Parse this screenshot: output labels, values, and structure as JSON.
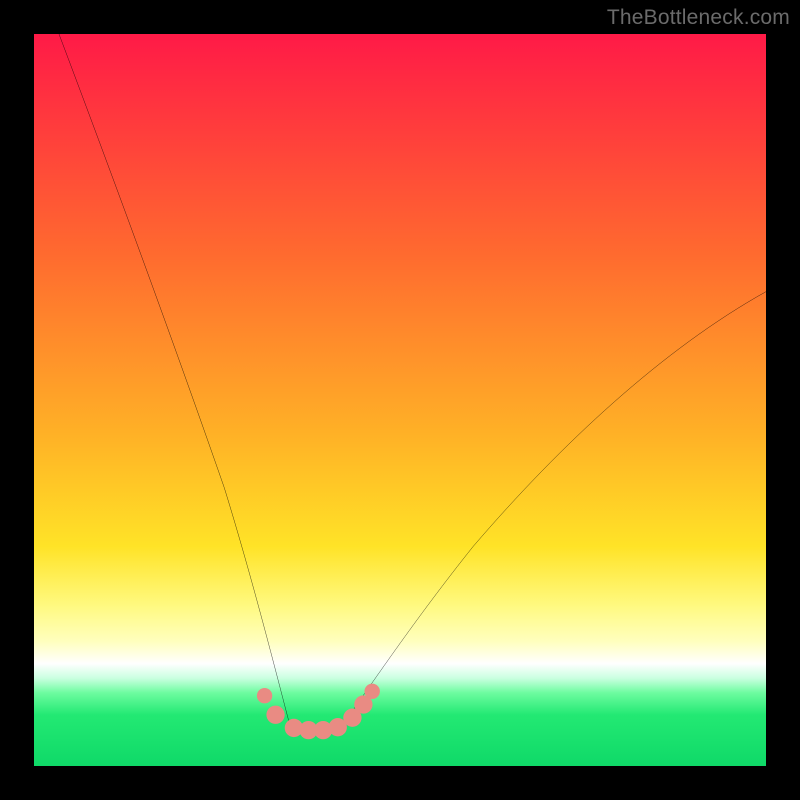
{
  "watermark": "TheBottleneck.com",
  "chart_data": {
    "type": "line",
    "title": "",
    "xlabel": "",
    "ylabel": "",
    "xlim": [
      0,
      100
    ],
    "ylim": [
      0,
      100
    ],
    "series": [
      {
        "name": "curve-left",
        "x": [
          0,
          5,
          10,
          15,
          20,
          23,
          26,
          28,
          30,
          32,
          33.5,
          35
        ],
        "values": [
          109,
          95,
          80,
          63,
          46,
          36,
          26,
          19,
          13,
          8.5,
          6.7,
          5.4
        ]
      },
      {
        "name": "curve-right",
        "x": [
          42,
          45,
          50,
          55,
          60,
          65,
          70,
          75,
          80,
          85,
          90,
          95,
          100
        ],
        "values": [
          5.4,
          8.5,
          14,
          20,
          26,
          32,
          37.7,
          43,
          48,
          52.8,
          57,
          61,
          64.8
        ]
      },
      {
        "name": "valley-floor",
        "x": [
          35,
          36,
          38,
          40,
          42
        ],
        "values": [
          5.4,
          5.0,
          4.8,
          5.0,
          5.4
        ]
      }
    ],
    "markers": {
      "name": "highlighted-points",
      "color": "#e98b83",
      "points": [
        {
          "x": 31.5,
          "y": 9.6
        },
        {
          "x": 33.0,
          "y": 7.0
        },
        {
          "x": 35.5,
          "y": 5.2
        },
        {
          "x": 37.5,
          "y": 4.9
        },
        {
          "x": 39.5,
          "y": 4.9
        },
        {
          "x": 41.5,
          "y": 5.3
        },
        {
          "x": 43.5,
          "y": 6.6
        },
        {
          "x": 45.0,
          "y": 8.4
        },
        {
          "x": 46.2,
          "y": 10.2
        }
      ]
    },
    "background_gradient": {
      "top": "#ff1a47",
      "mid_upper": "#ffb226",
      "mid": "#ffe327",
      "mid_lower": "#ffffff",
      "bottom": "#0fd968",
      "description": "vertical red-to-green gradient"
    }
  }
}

# Requirement
Output an exact copy of the material, with the pictures removed.

# Task response
Parse this screenshot: output labels, values, and structure as JSON.
{
  "watermark": "TheBottleneck.com",
  "chart_data": {
    "type": "line",
    "title": "",
    "xlabel": "",
    "ylabel": "",
    "xlim": [
      0,
      100
    ],
    "ylim": [
      0,
      100
    ],
    "series": [
      {
        "name": "curve-left",
        "x": [
          0,
          5,
          10,
          15,
          20,
          23,
          26,
          28,
          30,
          32,
          33.5,
          35
        ],
        "values": [
          109,
          95,
          80,
          63,
          46,
          36,
          26,
          19,
          13,
          8.5,
          6.7,
          5.4
        ]
      },
      {
        "name": "curve-right",
        "x": [
          42,
          45,
          50,
          55,
          60,
          65,
          70,
          75,
          80,
          85,
          90,
          95,
          100
        ],
        "values": [
          5.4,
          8.5,
          14,
          20,
          26,
          32,
          37.7,
          43,
          48,
          52.8,
          57,
          61,
          64.8
        ]
      },
      {
        "name": "valley-floor",
        "x": [
          35,
          36,
          38,
          40,
          42
        ],
        "values": [
          5.4,
          5.0,
          4.8,
          5.0,
          5.4
        ]
      }
    ],
    "markers": {
      "name": "highlighted-points",
      "color": "#e98b83",
      "points": [
        {
          "x": 31.5,
          "y": 9.6
        },
        {
          "x": 33.0,
          "y": 7.0
        },
        {
          "x": 35.5,
          "y": 5.2
        },
        {
          "x": 37.5,
          "y": 4.9
        },
        {
          "x": 39.5,
          "y": 4.9
        },
        {
          "x": 41.5,
          "y": 5.3
        },
        {
          "x": 43.5,
          "y": 6.6
        },
        {
          "x": 45.0,
          "y": 8.4
        },
        {
          "x": 46.2,
          "y": 10.2
        }
      ]
    },
    "background_gradient": {
      "top": "#ff1a47",
      "mid_upper": "#ffb226",
      "mid": "#ffe327",
      "mid_lower": "#ffffff",
      "bottom": "#0fd968",
      "description": "vertical red-to-green gradient"
    }
  }
}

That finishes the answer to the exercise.